Extracts from a graphics dataset
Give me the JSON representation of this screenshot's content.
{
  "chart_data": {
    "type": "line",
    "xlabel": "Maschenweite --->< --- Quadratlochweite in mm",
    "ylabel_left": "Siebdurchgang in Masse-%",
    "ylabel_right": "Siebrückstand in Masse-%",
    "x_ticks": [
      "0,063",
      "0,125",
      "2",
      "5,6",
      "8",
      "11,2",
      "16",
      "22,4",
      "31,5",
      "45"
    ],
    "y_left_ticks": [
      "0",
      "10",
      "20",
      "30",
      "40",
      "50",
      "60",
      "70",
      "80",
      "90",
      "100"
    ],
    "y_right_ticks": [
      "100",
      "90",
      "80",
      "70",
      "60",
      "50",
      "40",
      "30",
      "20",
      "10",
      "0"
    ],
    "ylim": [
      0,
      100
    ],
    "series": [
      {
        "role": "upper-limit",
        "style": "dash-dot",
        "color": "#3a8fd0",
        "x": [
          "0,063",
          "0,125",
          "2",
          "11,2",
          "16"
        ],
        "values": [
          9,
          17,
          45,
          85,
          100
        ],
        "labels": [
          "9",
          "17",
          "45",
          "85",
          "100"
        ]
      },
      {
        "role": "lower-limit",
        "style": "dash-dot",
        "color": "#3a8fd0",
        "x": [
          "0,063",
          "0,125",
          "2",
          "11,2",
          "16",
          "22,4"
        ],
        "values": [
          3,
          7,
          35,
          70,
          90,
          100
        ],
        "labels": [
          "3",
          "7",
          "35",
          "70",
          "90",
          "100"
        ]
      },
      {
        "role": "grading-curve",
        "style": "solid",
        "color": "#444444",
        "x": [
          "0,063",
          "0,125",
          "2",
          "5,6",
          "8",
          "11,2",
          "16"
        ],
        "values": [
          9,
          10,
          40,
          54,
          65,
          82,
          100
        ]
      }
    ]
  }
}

| Your instructions |
Nothing in the listing may be changed; retype it all exactly.

| Worked solution |
Give me the JSON representation of this screenshot's content.
{
  "chart_data": {
    "type": "line",
    "xlabel": "Maschenweite --->< --- Quadratlochweite in mm",
    "ylabel_left": "Siebdurchgang in Masse-%",
    "ylabel_right": "Siebrückstand in Masse-%",
    "x_ticks": [
      "0,063",
      "0,125",
      "2",
      "5,6",
      "8",
      "11,2",
      "16",
      "22,4",
      "31,5",
      "45"
    ],
    "y_left_ticks": [
      "0",
      "10",
      "20",
      "30",
      "40",
      "50",
      "60",
      "70",
      "80",
      "90",
      "100"
    ],
    "y_right_ticks": [
      "100",
      "90",
      "80",
      "70",
      "60",
      "50",
      "40",
      "30",
      "20",
      "10",
      "0"
    ],
    "ylim": [
      0,
      100
    ],
    "series": [
      {
        "role": "upper-limit",
        "style": "dash-dot",
        "color": "#3a8fd0",
        "x": [
          "0,063",
          "0,125",
          "2",
          "11,2",
          "16"
        ],
        "values": [
          9,
          17,
          45,
          85,
          100
        ],
        "labels": [
          "9",
          "17",
          "45",
          "85",
          "100"
        ]
      },
      {
        "role": "lower-limit",
        "style": "dash-dot",
        "color": "#3a8fd0",
        "x": [
          "0,063",
          "0,125",
          "2",
          "11,2",
          "16",
          "22,4"
        ],
        "values": [
          3,
          7,
          35,
          70,
          90,
          100
        ],
        "labels": [
          "3",
          "7",
          "35",
          "70",
          "90",
          "100"
        ]
      },
      {
        "role": "grading-curve",
        "style": "solid",
        "color": "#444444",
        "x": [
          "0,063",
          "0,125",
          "2",
          "5,6",
          "8",
          "11,2",
          "16"
        ],
        "values": [
          9,
          10,
          40,
          54,
          65,
          82,
          100
        ]
      }
    ]
  }
}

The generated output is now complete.